The task: In the records below, pick out all lines containing the word "immediately".

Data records
----------

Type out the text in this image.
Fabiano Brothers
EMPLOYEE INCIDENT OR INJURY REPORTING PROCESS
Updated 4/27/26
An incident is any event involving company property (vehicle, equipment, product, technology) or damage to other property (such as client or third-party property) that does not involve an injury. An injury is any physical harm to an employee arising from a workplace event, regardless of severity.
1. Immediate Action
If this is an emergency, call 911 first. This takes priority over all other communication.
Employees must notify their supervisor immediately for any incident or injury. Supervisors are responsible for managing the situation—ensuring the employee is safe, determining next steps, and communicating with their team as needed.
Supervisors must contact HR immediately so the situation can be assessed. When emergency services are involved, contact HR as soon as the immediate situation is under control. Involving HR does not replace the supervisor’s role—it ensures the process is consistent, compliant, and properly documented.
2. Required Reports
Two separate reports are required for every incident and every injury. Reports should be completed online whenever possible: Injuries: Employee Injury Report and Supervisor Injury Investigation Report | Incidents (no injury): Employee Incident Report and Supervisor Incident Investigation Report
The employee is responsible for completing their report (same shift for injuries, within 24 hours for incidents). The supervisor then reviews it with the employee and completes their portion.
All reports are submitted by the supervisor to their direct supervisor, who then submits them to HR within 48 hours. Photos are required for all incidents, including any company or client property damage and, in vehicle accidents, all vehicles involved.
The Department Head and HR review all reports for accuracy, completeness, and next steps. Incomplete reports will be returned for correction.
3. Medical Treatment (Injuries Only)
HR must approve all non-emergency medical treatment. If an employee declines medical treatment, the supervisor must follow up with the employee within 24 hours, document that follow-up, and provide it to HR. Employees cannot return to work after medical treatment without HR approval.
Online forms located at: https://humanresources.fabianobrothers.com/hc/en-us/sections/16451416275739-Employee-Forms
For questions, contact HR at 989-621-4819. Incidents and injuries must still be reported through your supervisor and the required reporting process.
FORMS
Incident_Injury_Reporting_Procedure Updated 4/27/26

----------

Written solution:
Employees must notify their supervisor immediately for any incident or injury. Supervisors are responsible for managing the situation—ensuring the employee is safe, determining next steps, and communicating with their team as needed.
Supervisors must contact HR immediately so the situation can be assessed. When emergency services are involved, contact HR as soon as the immediate situation is under control. Involving HR does not replace the supervisor’s role—it ensures the process is consistent, compliant, and properly documented.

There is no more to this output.